Vorliegender Text —

>>>>

Massentourismus auf Mallorca: Vertreibung aus dem Urlaubsparadies
Auf Mallorca wird immer mehr Wohnraum an Touristen vermietet, Einheimische finden auch mit guten Jobs keine Bleibe mehr. Wie kann das sein?
K arla Andrade fliegt jeden Tag zur Arbeit. Die 36-jährige Grundschullehrerin steigt morgens in Mallorca ins Flugzeug nach Ibiza, und nachmittags fliegt sie wieder heim. Über 40 Flüge im Monat; über 54.000 Flugkilometer im Schuljahr sind das. „Ich gebe dafür je nach Monat zwischen 600 und 800 Euro aus“, sagt die verheiratete Mutter von zwei kleinen Kindern.
Aber, sagt sie, das sei „immer noch wesentlich billiger, als auf Ibiza eine Wohnung zu mieten“. Andrade ist das perfekte Beispiel, wenn man begreifen will, was der Tourismus mit dem Wohnungsmarkt auf den Balearischen Inseln anrichtet. Sie hat ihre Geschichte schon einige Male in den Medien erzählt und wurde so zum bekanntesten Fall einer Gruppe von Lehrern, die dieses Schicksal mit ihr teilen.

<<<<

Datenauszug —
>>>>

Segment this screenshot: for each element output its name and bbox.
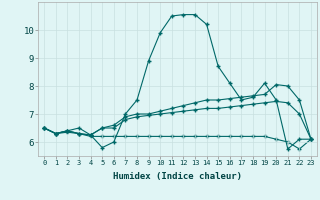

<<<<

Aufgaben —
1 – Beantworten Sie anhand des Artikels über Mallorca die folgenden Fragen:
(a) Wie alt ist Karla Andrade?
(b) Wie viel Geld gibt sie je nach Monat für ihre Flüge aus?
(c) Von welcher Gruppe ist sie der bekannteste Fall geworden?
2 – Zitieren Sie aus dem Artikel über Mallorca wortgetreu die Passage, die mit „Aber, sagt sie, das“ beginnt und sich bis einschließlich „mit ihr teilen.“ erstreckt.
3 – Geben Sie für jede Aussage an, ob sie mit dem Artikel über Mallorca übereinstimmt. Antworten Sie mit Ja oder Nein, und belegen Sie Ihre Antwort mit einem wörtlichen Zitat aus dem Artikel.
(a) Karla Andrade fliegt morgens von Ibiza nach Mallorca zur Arbeit.
(b) Andrade hält das tägliche Fliegen für günstiger als eine Mietwohnung auf Ibiza.
(c) Andrade fliegt weniger als 40 Mal im Monat.

Lösungen —
1 –
(a) Sie ist 36 Jahre alt.
(b) Sie gibt je nach Monat zwischen 600 und 800 Euro aus.
(c) Sie ist der bekannteste Fall einer Gruppe von Lehrern, die dieses Schicksal mit ihr teilen.

2 –
Aber, sagt sie, das sei „immer noch wesentlich billiger, als auf Ibiza eine Wohnung zu mieten“. Andrade ist das perfekte Beispiel, wenn man begreifen will, was der Tourismus mit dem Wohnungsmarkt auf den Balearischen Inseln anrichtet. Sie hat ihre Geschichte schon einige Male in den Medien erzählt und wurde so zum bekanntesten Fall einer Gruppe von Lehrern, die dieses Schicksal mit ihr teilen.

3 –
(a) Nein: „steigt morgens in Mallorca ins Flugzeug nach Ibiza“
(b) Ja: „immer noch wesentlich billiger, als auf Ibiza eine Wohnung zu mieten“
(c) Nein: „Über 40 Flüge im Monat“